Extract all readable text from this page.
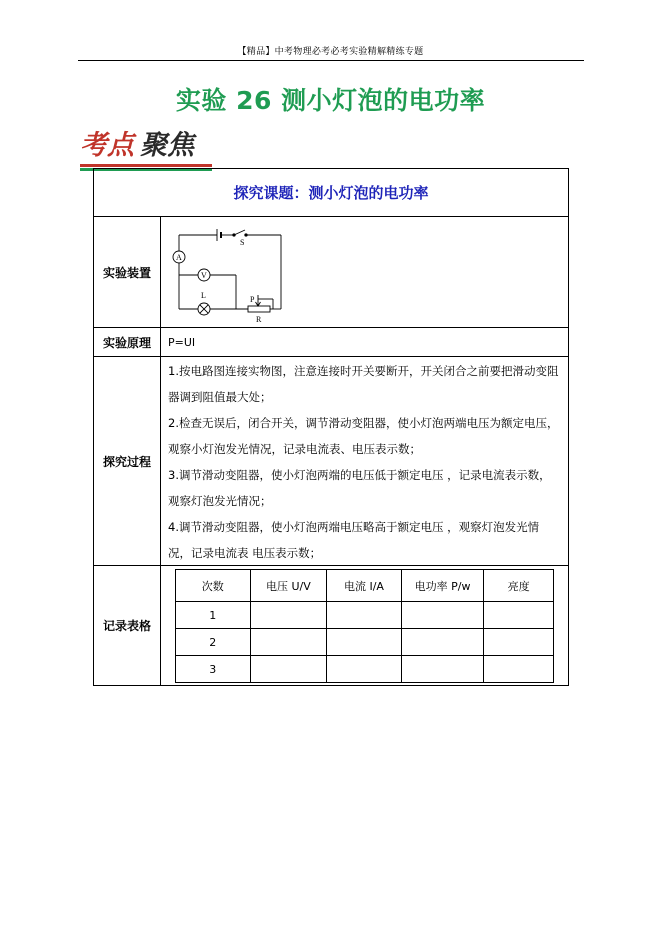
【精品】中考物理必考必考实验精解精练专题
实验 26 测小灯泡的电功率
考点 聚焦
探究课题：测小灯泡的电功率
实验装置
A
V
S
L	P
R
实验原理	P=UI
探究过程

1.按电路图连接实物图，注意连接时开关要断开，开关闭合之前要把滑动变阻器调到阻值最大处；

2.检查无误后，闭合开关，调节滑动变阻器，使小灯泡两端电压为额定电压，观察小灯泡发光情况，记录电流表、电压表示数；

3.调节滑动变阻器，使小灯泡两端的电压低于额定电压 ，记录电流表示数，观察灯泡发光情况；

4.调节滑动变阻器，使小灯泡两端电压略高于额定电压 ，观察灯泡发光情况，记录电流表 电压表示数；

记录表格
次数	电压 U/V	电流 I/A	电功率 P/w	亮度
1				
2				
3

━━━━━━━━

## Work required
With the pictures omitted, reproduce the records in full and exactly.

## Completed exercise
Extract all readable text from this page.
【精品】中考物理必考必考实验精解精练专题
实验 26 测小灯泡的电功率
考点 聚焦
探究课题：测小灯泡的电功率
实验装置
A
V
S
L	P
R
实验原理	P=UI
探究过程

1.按电路图连接实物图，注意连接时开关要断开，开关闭合之前要把滑动变阻器调到阻值最大处；

2.检查无误后，闭合开关，调节滑动变阻器，使小灯泡两端电压为额定电压，观察小灯泡发光情况，记录电流表、电压表示数；

3.调节滑动变阻器，使小灯泡两端的电压低于额定电压 ，记录电流表示数，观察灯泡发光情况；

4.调节滑动变阻器，使小灯泡两端电压略高于额定电压 ，观察灯泡发光情况，记录电流表 电压表示数；

记录表格
次数	电压 U/V	电流 I/A	电功率 P/w	亮度
1				
2				
3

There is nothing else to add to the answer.